#### DATA FOR THE TASK

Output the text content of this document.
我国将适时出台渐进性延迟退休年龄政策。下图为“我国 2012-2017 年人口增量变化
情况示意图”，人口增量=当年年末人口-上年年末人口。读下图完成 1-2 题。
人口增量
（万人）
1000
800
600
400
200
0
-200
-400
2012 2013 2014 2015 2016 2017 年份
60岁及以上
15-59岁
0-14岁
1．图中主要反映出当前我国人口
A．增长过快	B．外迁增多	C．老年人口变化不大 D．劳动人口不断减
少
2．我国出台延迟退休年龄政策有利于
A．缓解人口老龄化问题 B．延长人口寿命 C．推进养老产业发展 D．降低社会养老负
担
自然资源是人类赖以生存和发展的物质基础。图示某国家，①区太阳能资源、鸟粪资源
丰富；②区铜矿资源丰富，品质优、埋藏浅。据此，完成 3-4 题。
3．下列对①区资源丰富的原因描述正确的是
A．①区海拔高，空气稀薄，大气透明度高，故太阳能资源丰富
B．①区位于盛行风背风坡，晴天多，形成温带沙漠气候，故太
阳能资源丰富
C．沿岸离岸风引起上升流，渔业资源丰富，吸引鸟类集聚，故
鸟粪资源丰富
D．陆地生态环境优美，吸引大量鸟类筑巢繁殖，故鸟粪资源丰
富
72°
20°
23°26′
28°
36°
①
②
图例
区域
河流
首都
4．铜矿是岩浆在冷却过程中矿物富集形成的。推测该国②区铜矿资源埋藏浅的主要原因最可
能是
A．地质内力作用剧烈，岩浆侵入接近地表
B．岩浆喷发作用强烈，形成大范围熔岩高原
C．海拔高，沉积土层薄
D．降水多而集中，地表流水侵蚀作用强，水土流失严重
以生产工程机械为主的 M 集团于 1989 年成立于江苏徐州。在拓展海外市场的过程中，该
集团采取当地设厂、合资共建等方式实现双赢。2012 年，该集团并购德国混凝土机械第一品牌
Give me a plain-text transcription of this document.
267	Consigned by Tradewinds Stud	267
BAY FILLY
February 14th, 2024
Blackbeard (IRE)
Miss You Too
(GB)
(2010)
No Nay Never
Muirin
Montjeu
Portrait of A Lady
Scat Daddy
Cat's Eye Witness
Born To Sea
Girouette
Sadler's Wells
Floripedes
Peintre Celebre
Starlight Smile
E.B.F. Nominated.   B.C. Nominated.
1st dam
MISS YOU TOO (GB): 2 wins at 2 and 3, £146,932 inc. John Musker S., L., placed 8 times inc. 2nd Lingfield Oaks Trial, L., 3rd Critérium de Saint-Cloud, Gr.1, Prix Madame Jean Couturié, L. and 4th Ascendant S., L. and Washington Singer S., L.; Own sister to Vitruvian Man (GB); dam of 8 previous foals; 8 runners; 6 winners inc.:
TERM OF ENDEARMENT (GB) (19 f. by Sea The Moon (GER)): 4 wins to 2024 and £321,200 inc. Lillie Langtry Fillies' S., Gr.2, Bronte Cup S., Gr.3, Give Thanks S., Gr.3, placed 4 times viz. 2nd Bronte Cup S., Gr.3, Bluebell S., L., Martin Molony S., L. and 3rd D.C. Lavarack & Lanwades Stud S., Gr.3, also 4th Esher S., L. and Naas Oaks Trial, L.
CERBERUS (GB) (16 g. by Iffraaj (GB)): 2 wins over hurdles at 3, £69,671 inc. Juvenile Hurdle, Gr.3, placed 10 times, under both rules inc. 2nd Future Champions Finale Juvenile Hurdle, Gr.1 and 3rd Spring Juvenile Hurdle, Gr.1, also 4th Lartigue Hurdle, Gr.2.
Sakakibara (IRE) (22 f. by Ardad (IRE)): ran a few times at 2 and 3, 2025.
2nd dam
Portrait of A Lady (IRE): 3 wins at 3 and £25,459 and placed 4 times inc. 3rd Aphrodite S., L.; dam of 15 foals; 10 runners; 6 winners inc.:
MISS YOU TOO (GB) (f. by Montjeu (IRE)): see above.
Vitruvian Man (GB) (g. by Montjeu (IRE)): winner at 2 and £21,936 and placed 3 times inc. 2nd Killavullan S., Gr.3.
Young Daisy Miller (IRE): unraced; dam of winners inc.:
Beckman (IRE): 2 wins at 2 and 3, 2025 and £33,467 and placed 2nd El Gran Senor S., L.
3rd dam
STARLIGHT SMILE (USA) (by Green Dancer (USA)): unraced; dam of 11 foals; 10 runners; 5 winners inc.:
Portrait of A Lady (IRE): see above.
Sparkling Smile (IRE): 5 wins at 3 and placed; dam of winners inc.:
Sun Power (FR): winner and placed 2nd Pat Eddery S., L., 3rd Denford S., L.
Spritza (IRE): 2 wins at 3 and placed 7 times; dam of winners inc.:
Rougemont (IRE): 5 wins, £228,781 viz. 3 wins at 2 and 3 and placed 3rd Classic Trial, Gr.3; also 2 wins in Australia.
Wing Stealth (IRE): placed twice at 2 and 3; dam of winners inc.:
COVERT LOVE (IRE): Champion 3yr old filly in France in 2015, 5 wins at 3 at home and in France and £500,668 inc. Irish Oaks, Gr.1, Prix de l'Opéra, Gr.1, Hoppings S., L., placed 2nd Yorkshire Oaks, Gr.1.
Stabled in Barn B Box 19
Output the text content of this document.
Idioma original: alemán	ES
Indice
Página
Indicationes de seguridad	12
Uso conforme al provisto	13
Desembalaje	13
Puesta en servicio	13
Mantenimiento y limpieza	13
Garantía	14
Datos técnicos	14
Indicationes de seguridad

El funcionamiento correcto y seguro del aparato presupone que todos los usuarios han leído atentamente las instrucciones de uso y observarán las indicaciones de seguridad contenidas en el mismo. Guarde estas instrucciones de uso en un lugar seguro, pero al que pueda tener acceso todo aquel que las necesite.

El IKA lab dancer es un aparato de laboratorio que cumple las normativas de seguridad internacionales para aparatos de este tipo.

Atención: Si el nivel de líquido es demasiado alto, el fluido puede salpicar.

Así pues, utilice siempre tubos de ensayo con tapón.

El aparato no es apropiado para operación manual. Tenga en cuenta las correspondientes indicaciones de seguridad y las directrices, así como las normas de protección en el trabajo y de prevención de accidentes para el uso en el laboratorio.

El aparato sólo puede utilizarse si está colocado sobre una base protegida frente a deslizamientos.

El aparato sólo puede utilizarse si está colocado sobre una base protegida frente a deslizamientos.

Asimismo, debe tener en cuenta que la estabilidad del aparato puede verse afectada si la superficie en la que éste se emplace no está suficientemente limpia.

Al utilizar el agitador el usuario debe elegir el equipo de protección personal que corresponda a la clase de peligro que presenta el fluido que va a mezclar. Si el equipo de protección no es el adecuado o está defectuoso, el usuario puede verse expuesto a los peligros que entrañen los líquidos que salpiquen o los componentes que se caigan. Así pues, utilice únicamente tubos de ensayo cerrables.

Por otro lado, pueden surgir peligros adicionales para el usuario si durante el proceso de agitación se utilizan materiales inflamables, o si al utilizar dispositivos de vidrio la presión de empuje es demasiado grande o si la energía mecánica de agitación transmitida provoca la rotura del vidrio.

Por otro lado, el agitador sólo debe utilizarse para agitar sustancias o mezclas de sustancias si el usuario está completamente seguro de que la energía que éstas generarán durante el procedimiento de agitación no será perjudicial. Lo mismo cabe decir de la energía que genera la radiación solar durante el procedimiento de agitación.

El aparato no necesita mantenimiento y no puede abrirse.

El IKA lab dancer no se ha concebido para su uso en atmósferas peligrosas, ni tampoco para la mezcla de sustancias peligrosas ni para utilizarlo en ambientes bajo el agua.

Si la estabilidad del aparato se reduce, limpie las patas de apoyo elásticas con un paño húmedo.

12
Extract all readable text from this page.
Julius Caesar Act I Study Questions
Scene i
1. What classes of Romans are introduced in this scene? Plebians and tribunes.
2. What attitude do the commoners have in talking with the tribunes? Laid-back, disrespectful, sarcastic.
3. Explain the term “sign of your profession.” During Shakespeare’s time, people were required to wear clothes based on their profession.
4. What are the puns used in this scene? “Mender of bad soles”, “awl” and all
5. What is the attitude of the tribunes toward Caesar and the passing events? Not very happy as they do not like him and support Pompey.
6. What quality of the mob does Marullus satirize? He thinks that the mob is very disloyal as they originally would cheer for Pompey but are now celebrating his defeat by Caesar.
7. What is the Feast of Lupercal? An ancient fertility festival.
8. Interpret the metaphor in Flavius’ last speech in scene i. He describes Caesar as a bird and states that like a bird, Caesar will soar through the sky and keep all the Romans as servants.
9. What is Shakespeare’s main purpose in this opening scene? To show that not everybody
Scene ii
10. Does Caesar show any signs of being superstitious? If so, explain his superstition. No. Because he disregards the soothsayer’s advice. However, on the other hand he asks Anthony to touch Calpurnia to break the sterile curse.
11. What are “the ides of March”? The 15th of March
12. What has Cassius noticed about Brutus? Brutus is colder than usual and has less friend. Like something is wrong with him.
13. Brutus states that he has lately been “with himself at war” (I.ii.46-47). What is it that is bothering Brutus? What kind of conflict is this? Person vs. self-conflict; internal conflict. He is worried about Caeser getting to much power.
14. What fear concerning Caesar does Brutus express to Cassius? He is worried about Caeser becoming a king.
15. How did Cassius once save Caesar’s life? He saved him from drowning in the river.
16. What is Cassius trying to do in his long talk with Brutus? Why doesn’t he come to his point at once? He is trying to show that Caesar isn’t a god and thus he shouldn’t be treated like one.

########

GIVEN REQUEST: Your task is to pick out every line with the string "Lady" and copy it.

SOLUTION TO THIS EXERCISE:
Portrait of A Lady
Portrait of A Lady (IRE): 3 wins at 3 and £25,459 and placed 4 times inc. 3rd Aphrodite S., L.; dam of 15 foals; 10 runners; 6 winners inc.:
Portrait of A Lady (IRE): see above.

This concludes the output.